- Work instructions -
Copy each line below in which the word "chevron" occurs.

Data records
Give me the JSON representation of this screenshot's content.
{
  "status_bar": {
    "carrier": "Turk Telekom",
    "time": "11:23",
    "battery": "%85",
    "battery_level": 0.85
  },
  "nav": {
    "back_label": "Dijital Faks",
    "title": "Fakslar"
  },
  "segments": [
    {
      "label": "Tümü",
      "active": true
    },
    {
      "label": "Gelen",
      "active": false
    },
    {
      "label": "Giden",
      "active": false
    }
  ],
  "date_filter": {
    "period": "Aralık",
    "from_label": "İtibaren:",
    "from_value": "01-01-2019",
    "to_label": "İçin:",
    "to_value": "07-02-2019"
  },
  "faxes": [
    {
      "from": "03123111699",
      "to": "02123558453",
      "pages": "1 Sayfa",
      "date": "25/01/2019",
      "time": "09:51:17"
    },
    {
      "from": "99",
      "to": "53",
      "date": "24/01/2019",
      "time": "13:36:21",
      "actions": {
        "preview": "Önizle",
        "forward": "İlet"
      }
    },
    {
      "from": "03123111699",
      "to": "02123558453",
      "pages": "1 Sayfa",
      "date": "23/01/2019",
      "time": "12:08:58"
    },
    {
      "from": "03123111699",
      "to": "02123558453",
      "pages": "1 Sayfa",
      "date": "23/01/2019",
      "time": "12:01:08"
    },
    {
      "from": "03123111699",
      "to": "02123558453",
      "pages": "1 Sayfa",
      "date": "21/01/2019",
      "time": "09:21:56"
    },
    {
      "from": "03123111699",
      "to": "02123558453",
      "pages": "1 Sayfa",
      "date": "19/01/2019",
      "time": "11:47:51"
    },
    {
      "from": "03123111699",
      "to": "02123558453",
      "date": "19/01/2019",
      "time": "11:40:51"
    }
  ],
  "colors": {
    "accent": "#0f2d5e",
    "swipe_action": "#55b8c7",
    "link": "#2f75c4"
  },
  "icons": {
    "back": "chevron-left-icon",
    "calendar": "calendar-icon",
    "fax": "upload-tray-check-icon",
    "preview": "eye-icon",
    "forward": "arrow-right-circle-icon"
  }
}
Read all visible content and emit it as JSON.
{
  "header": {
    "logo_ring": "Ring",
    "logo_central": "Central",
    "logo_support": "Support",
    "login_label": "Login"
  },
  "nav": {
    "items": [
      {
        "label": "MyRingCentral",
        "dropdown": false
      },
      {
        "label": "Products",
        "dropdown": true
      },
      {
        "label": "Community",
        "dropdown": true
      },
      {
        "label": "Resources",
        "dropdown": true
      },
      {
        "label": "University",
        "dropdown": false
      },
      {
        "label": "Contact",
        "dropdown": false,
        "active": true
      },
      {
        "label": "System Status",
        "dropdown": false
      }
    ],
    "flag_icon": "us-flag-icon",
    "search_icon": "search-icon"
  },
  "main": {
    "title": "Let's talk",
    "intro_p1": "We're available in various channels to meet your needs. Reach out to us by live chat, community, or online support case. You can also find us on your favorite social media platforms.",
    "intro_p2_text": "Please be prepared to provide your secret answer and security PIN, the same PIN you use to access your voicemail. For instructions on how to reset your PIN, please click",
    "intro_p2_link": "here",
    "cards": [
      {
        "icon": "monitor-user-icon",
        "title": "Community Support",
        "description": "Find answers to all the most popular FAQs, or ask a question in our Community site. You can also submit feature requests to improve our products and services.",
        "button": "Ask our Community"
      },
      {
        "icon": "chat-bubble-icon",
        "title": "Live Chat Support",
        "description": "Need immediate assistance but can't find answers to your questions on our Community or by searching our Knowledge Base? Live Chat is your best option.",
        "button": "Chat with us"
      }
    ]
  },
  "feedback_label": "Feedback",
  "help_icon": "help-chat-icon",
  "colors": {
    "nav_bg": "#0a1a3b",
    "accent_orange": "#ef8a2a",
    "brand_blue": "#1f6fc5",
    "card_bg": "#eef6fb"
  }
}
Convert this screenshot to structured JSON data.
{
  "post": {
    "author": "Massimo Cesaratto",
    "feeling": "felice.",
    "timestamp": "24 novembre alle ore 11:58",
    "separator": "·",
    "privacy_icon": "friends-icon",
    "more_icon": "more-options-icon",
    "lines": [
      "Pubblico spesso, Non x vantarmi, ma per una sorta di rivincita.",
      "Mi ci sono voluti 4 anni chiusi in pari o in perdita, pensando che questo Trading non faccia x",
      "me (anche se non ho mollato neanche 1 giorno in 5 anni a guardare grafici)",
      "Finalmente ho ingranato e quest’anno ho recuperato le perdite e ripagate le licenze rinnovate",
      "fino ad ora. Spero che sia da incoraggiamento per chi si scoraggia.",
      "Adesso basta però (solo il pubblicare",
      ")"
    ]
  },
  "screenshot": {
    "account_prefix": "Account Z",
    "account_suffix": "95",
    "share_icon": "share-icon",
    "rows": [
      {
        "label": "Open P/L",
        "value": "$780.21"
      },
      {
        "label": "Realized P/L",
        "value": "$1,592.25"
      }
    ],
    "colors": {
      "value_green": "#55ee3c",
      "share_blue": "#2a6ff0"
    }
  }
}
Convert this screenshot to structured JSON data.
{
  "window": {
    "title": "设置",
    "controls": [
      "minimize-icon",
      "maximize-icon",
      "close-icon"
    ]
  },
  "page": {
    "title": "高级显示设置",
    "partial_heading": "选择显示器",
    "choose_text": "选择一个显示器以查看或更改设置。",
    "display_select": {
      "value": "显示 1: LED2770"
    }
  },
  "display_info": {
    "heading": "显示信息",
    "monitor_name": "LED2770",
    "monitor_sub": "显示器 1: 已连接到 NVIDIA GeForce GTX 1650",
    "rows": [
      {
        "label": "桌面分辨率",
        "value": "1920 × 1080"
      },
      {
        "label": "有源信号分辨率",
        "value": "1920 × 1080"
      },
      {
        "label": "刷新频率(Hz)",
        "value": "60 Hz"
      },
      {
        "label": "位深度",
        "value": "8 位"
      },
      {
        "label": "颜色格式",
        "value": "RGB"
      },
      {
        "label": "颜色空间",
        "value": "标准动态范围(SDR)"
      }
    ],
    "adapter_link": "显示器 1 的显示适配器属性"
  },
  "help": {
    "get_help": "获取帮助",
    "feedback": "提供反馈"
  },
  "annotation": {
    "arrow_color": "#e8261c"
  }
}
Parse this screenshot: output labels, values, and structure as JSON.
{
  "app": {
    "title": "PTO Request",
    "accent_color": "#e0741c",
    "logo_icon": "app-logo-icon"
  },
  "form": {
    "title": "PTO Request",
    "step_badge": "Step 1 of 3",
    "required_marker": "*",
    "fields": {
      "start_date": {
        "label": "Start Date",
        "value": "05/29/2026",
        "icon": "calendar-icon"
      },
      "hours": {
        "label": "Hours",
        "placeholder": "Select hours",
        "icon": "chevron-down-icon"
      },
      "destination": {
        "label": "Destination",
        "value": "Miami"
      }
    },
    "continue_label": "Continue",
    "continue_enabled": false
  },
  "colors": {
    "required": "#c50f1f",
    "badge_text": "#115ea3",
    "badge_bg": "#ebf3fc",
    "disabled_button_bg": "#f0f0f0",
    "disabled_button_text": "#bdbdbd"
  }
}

- Answer to this problem -
    "back": "chevron-left-icon",
        "icon": "chevron-down-icon"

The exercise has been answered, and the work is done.